* _What is needed_:
Return the full material exactly.

* _Exercise data_:
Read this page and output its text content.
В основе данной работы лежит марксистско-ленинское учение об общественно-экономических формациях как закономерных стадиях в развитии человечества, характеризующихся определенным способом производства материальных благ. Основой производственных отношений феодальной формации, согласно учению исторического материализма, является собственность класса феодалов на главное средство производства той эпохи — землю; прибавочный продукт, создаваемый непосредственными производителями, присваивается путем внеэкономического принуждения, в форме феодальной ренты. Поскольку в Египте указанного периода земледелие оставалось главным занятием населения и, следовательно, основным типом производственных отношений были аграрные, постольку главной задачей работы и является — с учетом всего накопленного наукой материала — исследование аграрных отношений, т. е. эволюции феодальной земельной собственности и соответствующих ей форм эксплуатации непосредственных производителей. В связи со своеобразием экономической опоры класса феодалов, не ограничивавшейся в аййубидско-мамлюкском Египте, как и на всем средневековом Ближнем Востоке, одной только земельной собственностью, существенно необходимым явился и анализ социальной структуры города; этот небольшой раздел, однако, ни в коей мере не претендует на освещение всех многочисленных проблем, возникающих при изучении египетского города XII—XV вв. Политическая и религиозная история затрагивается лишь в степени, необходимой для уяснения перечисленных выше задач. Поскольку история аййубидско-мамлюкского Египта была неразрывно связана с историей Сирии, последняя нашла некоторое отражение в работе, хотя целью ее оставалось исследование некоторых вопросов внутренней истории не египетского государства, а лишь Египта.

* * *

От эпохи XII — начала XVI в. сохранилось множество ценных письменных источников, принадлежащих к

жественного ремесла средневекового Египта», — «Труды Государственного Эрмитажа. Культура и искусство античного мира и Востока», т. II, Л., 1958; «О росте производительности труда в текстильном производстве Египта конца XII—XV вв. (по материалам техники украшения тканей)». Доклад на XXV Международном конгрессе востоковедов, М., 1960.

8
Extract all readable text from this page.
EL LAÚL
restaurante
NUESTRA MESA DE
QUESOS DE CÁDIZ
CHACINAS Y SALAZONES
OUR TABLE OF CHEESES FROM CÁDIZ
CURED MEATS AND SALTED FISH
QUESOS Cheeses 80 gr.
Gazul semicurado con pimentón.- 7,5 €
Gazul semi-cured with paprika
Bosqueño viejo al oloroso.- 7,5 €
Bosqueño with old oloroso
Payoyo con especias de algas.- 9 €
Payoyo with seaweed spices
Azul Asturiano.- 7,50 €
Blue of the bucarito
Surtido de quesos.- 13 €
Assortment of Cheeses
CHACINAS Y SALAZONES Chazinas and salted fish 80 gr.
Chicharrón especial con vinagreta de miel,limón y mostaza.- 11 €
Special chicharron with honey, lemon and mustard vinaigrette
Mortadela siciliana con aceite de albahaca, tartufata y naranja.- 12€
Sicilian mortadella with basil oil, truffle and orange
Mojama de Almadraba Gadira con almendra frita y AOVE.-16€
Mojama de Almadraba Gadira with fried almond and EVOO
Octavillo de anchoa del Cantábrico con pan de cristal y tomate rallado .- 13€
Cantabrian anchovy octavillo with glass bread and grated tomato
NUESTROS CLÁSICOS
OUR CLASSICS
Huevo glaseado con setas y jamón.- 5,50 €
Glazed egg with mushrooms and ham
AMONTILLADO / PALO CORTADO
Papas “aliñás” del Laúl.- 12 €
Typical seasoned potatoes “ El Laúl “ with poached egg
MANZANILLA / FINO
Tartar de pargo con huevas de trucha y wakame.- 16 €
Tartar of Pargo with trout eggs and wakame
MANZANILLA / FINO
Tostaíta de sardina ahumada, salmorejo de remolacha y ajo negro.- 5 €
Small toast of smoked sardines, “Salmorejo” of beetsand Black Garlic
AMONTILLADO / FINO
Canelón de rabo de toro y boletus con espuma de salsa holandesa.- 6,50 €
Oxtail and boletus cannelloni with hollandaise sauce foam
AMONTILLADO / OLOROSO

* _Output below_:
Read this page and output its text content.
В основе данной работы лежит марксистско-ленинское учение об общественно-экономических формациях как закономерных стадиях в развитии человечества, характеризующихся определенным способом производства материальных благ. Основой производственных отношений феодальной формации, согласно учению исторического материализма, является собственность класса феодалов на главное средство производства той эпохи — землю; прибавочный продукт, создаваемый непосредственными производителями, присваивается путем внеэкономического принуждения, в форме феодальной ренты. Поскольку в Египте указанного периода земледелие оставалось главным занятием населения и, следовательно, основным типом производственных отношений были аграрные, постольку главной задачей работы и является — с учетом всего накопленного наукой материала — исследование аграрных отношений, т. е. эволюции феодальной земельной собственности и соответствующих ей форм эксплуатации непосредственных производителей. В связи со своеобразием экономической опоры класса феодалов, не ограничивавшейся в аййубидско-мамлюкском Египте, как и на всем средневековом Ближнем Востоке, одной только земельной собственностью, существенно необходимым явился и анализ социальной структуры города; этот небольшой раздел, однако, ни в коей мере не претендует на освещение всех многочисленных проблем, возникающих при изучении египетского города XII—XV вв. Политическая и религиозная история затрагивается лишь в степени, необходимой для уяснения перечисленных выше задач. Поскольку история аййубидско-мамлюкского Египта была неразрывно связана с историей Сирии, последняя нашла некоторое отражение в работе, хотя целью ее оставалось исследование некоторых вопросов внутренней истории не египетского государства, а лишь Египта.

* * *

От эпохи XII — начала XVI в. сохранилось множество ценных письменных источников, принадлежащих к

жественного ремесла средневекового Египта», — «Труды Государственного Эрмитажа. Культура и искусство античного мира и Востока», т. II, Л., 1958; «О росте производительности труда в текстильном производстве Египта конца XII—XV вв. (по материалам техники украшения тканей)». Доклад на XXV Международном конгрессе востоковедов, М., 1960.

8
Extract all readable text from this page.
EL LAÚL
restaurante
NUESTRA MESA DE
QUESOS DE CÁDIZ
CHACINAS Y SALAZONES
OUR TABLE OF CHEESES FROM CÁDIZ
CURED MEATS AND SALTED FISH
QUESOS Cheeses 80 gr.
Gazul semicurado con pimentón.- 7,5 €
Gazul semi-cured with paprika
Bosqueño viejo al oloroso.- 7,5 €
Bosqueño with old oloroso
Payoyo con especias de algas.- 9 €
Payoyo with seaweed spices
Azul Asturiano.- 7,50 €
Blue of the bucarito
Surtido de quesos.- 13 €
Assortment of Cheeses
CHACINAS Y SALAZONES Chazinas and salted fish 80 gr.
Chicharrón especial con vinagreta de miel,limón y mostaza.- 11 €
Special chicharron with honey, lemon and mustard vinaigrette
Mortadela siciliana con aceite de albahaca, tartufata y naranja.- 12€
Sicilian mortadella with basil oil, truffle and orange
Mojama de Almadraba Gadira con almendra frita y AOVE.-16€
Mojama de Almadraba Gadira with fried almond and EVOO
Octavillo de anchoa del Cantábrico con pan de cristal y tomate rallado .- 13€
Cantabrian anchovy octavillo with glass bread and grated tomato
NUESTROS CLÁSICOS
OUR CLASSICS
Huevo glaseado con setas y jamón.- 5,50 €
Glazed egg with mushrooms and ham
AMONTILLADO / PALO CORTADO
Papas “aliñás” del Laúl.- 12 €
Typical seasoned potatoes “ El Laúl “ with poached egg
MANZANILLA / FINO
Tartar de pargo con huevas de trucha y wakame.- 16 €
Tartar of Pargo with trout eggs and wakame
MANZANILLA / FINO
Tostaíta de sardina ahumada, salmorejo de remolacha y ajo negro.- 5 €
Small toast of smoked sardines, “Salmorejo” of beetsand Black Garlic
AMONTILLADO / FINO
Canelón de rabo de toro y boletus con espuma de salsa holandesa.- 6,50 €
Oxtail and boletus cannelloni with hollandaise sauce foam
AMONTILLADO / OLOROSO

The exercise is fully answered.